■ What you will do: Put the listing lines from the line with "text-effect-dropdown[interactable] [114, 18, 120, 22]" up to and including the line with "toolbar-separator [274, 6, 275, 58]" into a Markdown table. Use the columns Row and Line, number each row, and leave out any blank lines.

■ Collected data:
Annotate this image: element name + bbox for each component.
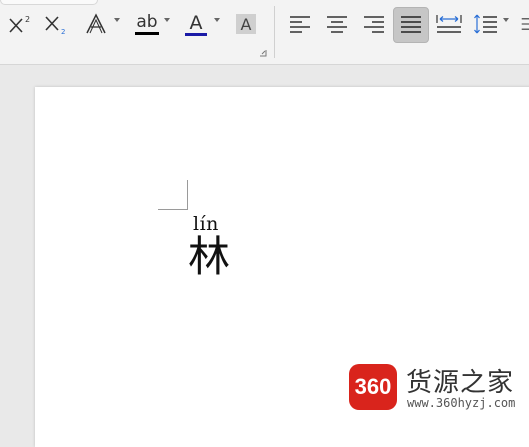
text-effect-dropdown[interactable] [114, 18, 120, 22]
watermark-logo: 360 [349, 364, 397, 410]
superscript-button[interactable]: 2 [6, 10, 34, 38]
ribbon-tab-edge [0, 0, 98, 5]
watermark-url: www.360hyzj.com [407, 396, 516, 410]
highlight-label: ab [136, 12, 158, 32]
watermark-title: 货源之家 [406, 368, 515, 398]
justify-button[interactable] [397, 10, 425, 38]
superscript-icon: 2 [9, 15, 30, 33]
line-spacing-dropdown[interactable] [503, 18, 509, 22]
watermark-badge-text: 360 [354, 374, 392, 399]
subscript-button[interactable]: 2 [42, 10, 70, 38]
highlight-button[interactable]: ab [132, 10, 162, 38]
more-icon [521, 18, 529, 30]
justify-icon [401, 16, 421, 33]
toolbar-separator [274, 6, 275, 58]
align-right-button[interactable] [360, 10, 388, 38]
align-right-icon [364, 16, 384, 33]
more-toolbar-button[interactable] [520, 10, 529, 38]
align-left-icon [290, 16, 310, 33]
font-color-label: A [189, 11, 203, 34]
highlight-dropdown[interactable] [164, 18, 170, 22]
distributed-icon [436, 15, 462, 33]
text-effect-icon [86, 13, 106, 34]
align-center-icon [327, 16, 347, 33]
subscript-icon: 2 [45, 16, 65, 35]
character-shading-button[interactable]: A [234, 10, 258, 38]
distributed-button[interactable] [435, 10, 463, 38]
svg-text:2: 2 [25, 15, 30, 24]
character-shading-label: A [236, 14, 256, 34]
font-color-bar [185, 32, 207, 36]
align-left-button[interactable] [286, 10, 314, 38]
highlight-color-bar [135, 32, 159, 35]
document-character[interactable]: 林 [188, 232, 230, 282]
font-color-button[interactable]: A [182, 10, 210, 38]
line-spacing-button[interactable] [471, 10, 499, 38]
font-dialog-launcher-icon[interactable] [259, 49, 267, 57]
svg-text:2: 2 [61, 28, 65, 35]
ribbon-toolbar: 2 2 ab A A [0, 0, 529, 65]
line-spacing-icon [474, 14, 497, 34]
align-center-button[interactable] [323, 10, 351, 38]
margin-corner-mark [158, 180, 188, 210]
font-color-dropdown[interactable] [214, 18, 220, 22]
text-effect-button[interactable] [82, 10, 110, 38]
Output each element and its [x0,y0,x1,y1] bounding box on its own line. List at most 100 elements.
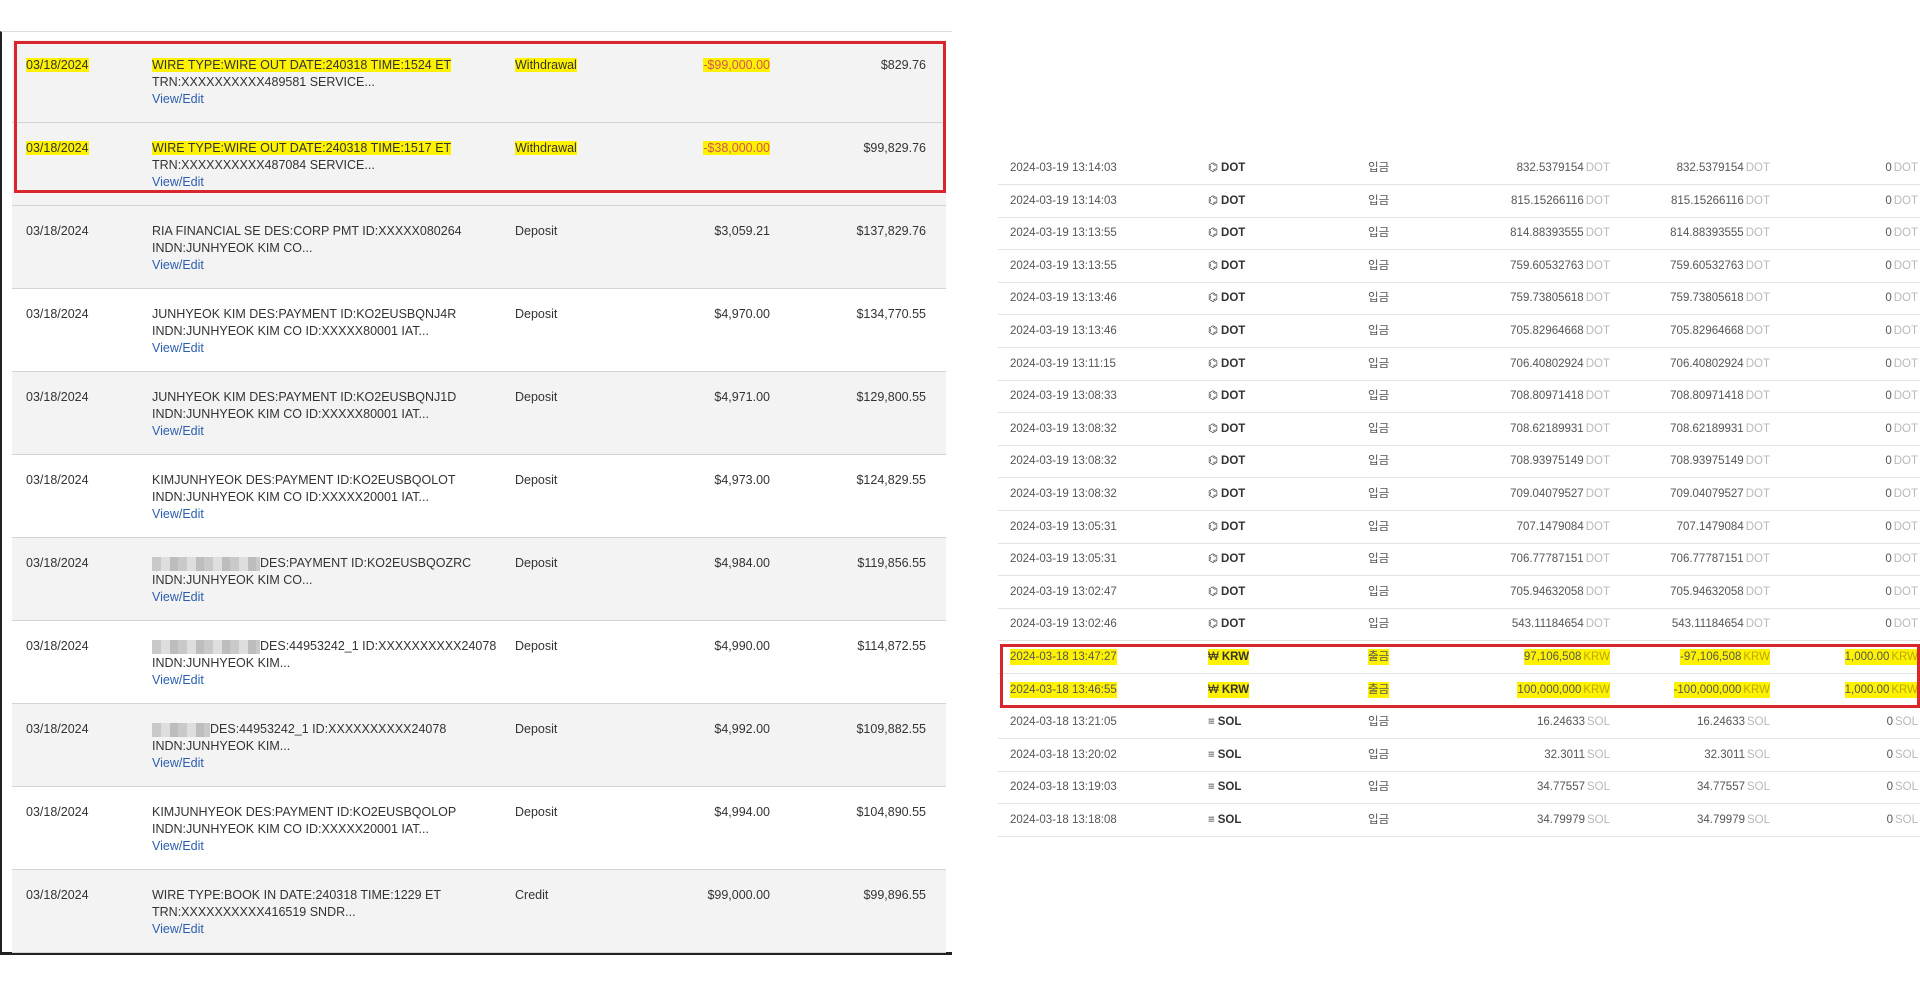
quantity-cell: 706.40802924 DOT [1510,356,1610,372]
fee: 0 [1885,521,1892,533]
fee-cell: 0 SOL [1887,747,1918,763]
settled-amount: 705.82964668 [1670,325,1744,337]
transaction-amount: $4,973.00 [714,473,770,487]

■ Exercise result:
| Row | Line |
|---|---|
| 1 | text-effect-dropdown[interactable] [114, 18, 120, 22] |
| 2 | watermark-logo: 360 [349, 364, 397, 410] |
| 3 | superscript-button[interactable]: 2 [6, 10, 34, 38] |
| 4 | ribbon-tab-edge [0, 0, 98, 5] |
| 5 | watermark-url: www.360hyzj.com [407, 396, 516, 410] |
| 6 | highlight-label: ab [136, 12, 158, 32] |
| 7 | watermark-title: 货源之家 [406, 368, 515, 398] |
| 8 | justify-button[interactable] [397, 10, 425, 38] |
| 9 | superscript-icon: 2 [9, 15, 30, 33] |
| 10 | line-spacing-dropdown[interactable] [503, 18, 509, 22] |
| 11 | watermark-badge-text: 360 [354, 374, 392, 399] |
| 12 | subscript-button[interactable]: 2 [42, 10, 70, 38] |
| 13 | highlight-button[interactable]: ab [132, 10, 162, 38] |
| 14 | more-icon [521, 18, 529, 30] |
| 15 | justify-icon [401, 16, 421, 33] |
| 16 | toolbar-separator [274, 6, 275, 58] |